Raw data —
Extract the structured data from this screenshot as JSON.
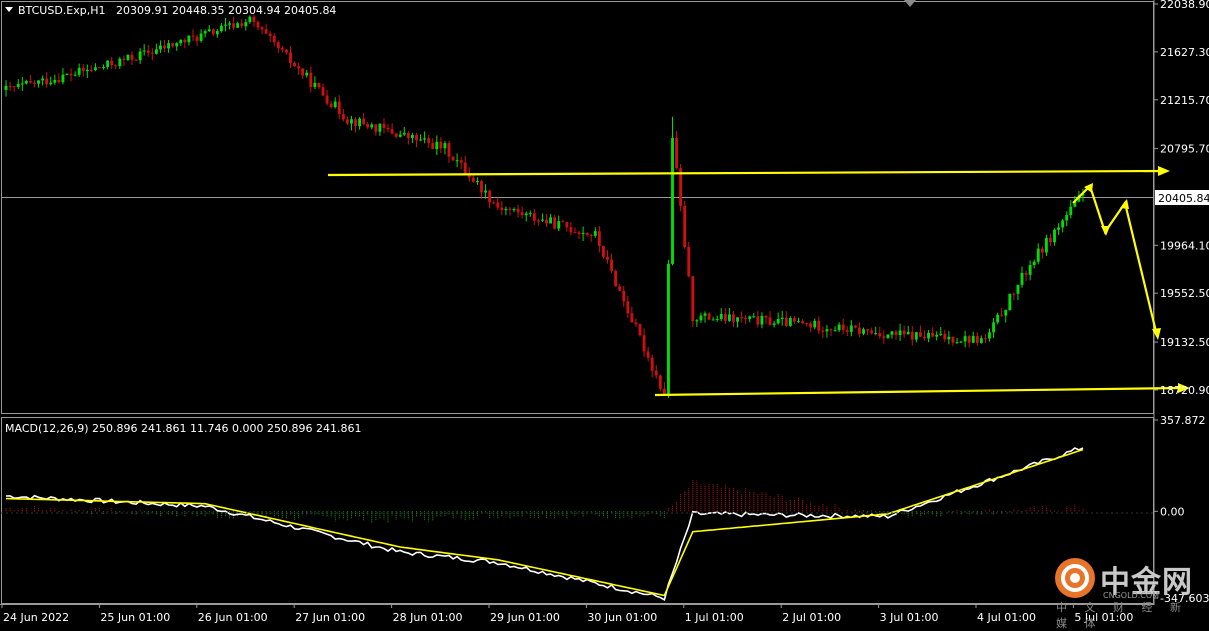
{
  "header": {
    "symbol": "BTCUSD.Exp,H1",
    "ohlc": "20309.91 20448.35 20304.94 20405.84"
  },
  "macd_header": "MACD(12,26,9) 250.896 241.861 11.746 0.000 250.896 241.861",
  "watermark": {
    "title": "中金网",
    "url": "CNGOLD.COM",
    "subtitle": "中 文 财 经 新 媒 体"
  },
  "colors": {
    "background": "#000000",
    "bull": "#00e000",
    "bear": "#d01010",
    "signal": "#ffff00",
    "macd_line": "#ffffff",
    "hist_pos": "#d01818",
    "hist_neg": "#1e9a1e",
    "annotation": "#ffff00"
  },
  "chart_data": [
    {
      "type": "candlestick",
      "title": "BTCUSD.Exp,H1",
      "ylim": [
        18600,
        22038.9
      ],
      "y_ticks": [
        "22038.90",
        "21627.30",
        "21215.70",
        "20795.70",
        "20405.84",
        "19964.10",
        "19552.50",
        "19132.50",
        "18720.90"
      ],
      "current_price": 20405.84,
      "x_ticks": [
        "24 Jun 2022",
        "25 Jun 01:00",
        "26 Jun 01:00",
        "27 Jun 01:00",
        "28 Jun 01:00",
        "29 Jun 01:00",
        "30 Jun 01:00",
        "1 Jul 01:00",
        "2 Jul 01:00",
        "3 Jul 01:00",
        "4 Jul 01:00",
        "5 Jul 01:00"
      ],
      "key_points": [
        {
          "x": "24 Jun 2022",
          "y": 21300
        },
        {
          "x": "25 Jun",
          "y": 21500
        },
        {
          "x": "26 Jun 12:00",
          "y": 21900
        },
        {
          "x": "27 Jun 12:00",
          "y": 21050
        },
        {
          "x": "28 Jun 12:00",
          "y": 20800
        },
        {
          "x": "29 Jun 01:00",
          "y": 20300
        },
        {
          "x": "29 Jun 12:00",
          "y": 20180
        },
        {
          "x": "30 Jun 01:00",
          "y": 20050
        },
        {
          "x": "30 Jun 18:00",
          "y": 18680
        },
        {
          "x": "30 Jun 20:00",
          "y": 20900
        },
        {
          "x": "1 Jul 01:00",
          "y": 19350
        },
        {
          "x": "2 Jul 01:00",
          "y": 19300
        },
        {
          "x": "3 Jul 01:00",
          "y": 19200
        },
        {
          "x": "4 Jul 01:00",
          "y": 19150
        },
        {
          "x": "4 Jul 12:00",
          "y": 19800
        },
        {
          "x": "5 Jul 01:00",
          "y": 20405.84
        }
      ],
      "annotations": [
        {
          "type": "horizontal-line",
          "label": "resistance",
          "y_start": 20580,
          "y_end": 20600
        },
        {
          "type": "horizontal-line",
          "label": "support",
          "y_start": 18690,
          "y_end": 18740
        },
        {
          "type": "projection-arrows",
          "path": [
            20405,
            20550,
            20000,
            20480,
            19230
          ]
        }
      ]
    },
    {
      "type": "macd",
      "title": "MACD(12,26,9) 250.896 241.861 11.746 0.000 250.896 241.861",
      "params": [
        12,
        26,
        9
      ],
      "values": {
        "macd": 250.896,
        "signal": 241.861,
        "histogram": 11.746
      },
      "ylim": [
        -347.603,
        357.872
      ],
      "y_ticks": [
        "357.872",
        "0.00",
        "-347.603"
      ],
      "key_points": [
        {
          "x": "24 Jun 2022",
          "macd": 60,
          "signal": 50
        },
        {
          "x": "26 Jun 01:00",
          "macd": 20,
          "signal": 30
        },
        {
          "x": "28 Jun 01:00",
          "macd": -160,
          "signal": -140
        },
        {
          "x": "29 Jun 01:00",
          "macd": -200,
          "signal": -190
        },
        {
          "x": "30 Jun 18:00",
          "macd": -340,
          "signal": -330
        },
        {
          "x": "1 Jul 01:00",
          "macd": -10,
          "signal": -80
        },
        {
          "x": "3 Jul 01:00",
          "macd": -20,
          "signal": -10
        },
        {
          "x": "5 Jul 01:00",
          "macd": 250.896,
          "signal": 241.861
        }
      ]
    }
  ]
}
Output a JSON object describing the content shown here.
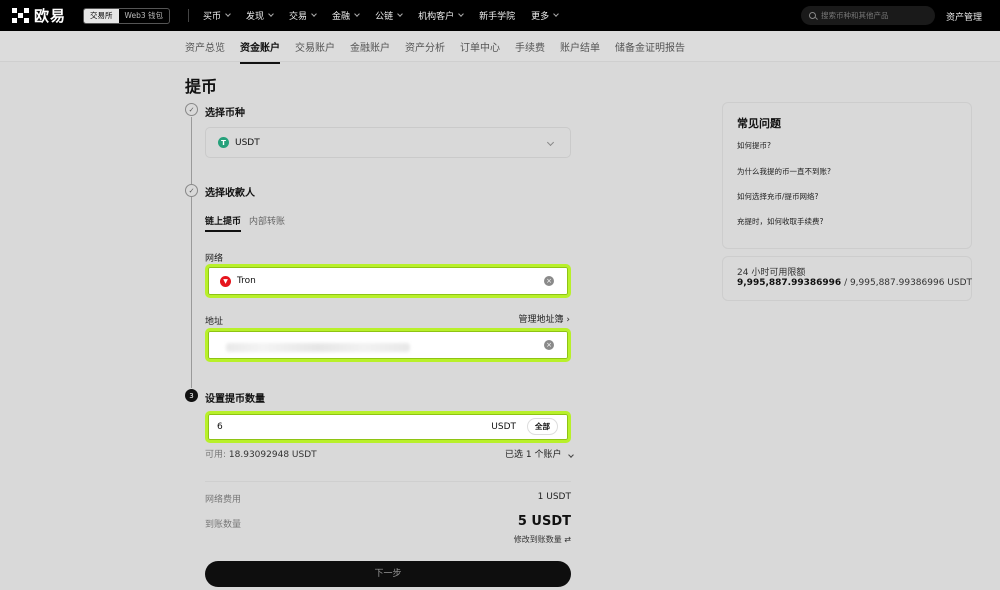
{
  "topnav": {
    "logo_text": "欧易",
    "mode_exchange": "交易所",
    "mode_web3": "Web3 钱包",
    "items": [
      "买币",
      "发现",
      "交易",
      "金融",
      "公链",
      "机构客户",
      "新手学院",
      "更多"
    ],
    "search_placeholder": "搜索币种和其他产品",
    "asset_management": "资产管理"
  },
  "subnav": {
    "items": [
      "资产总览",
      "资金账户",
      "交易账户",
      "金融账户",
      "资产分析",
      "订单中心",
      "手续费",
      "账户结单",
      "储备金证明报告"
    ],
    "active_index": 1
  },
  "page": {
    "title": "提币",
    "step1_title": "选择币种",
    "coin": "USDT",
    "step2_title": "选择收款人",
    "tabs": [
      "链上提币",
      "内部转账"
    ],
    "network_label": "网络",
    "network_value": "Tron",
    "address_label": "地址",
    "address_book": "管理地址簿",
    "step3_number": "3",
    "step3_title": "设置提币数量",
    "amount_value": "6",
    "amount_unit": "USDT",
    "all_button": "全部",
    "available_label": "可用:",
    "available_value": "18.93092948 USDT",
    "selected_accounts": "已选 1 个账户",
    "fee_label": "网络费用",
    "fee_value": "1 USDT",
    "receive_label": "到账数量",
    "receive_value": "5 USDT",
    "modify_receive": "修改到账数量",
    "next_button": "下一步"
  },
  "faq": {
    "title": "常见问题",
    "links": [
      "如何提币?",
      "为什么我提的币一直不到账?",
      "如何选择充币/提币网络?",
      "充提时，如何收取手续费?"
    ]
  },
  "limit": {
    "label": "24 小时可用限额",
    "available": "9,995,887.99386996",
    "total": " / 9,995,887.99386996 USDT"
  },
  "colors": {
    "highlight_border": "#b8f02a",
    "usdt_icon": "#26a17b",
    "tron_icon": "#e6151d"
  }
}
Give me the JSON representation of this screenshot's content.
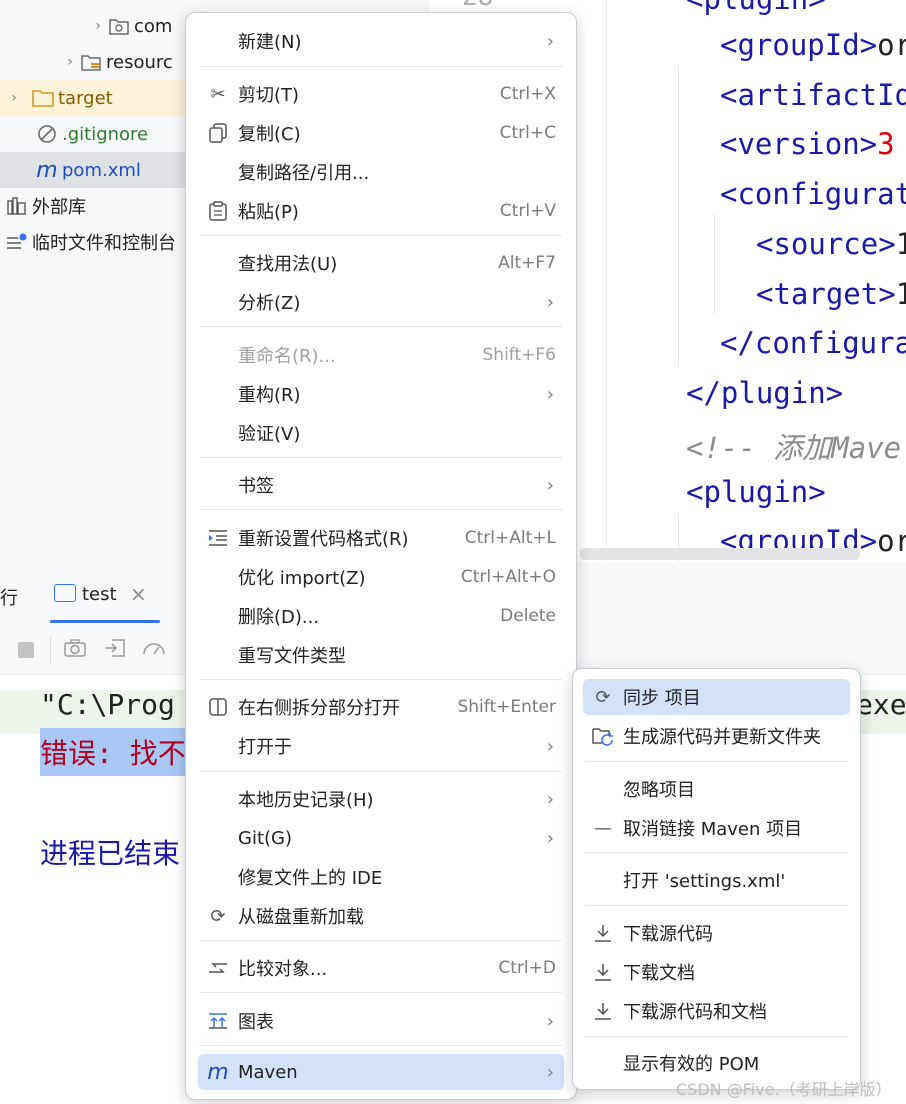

The task —
Look over the records above and copy each line that includes the string "JSON".

In response —
Extract the structured data from this screenshot as JSON.
Output a JSON object describing the content shown here.
Give me the JSON representation of this screenshot's content.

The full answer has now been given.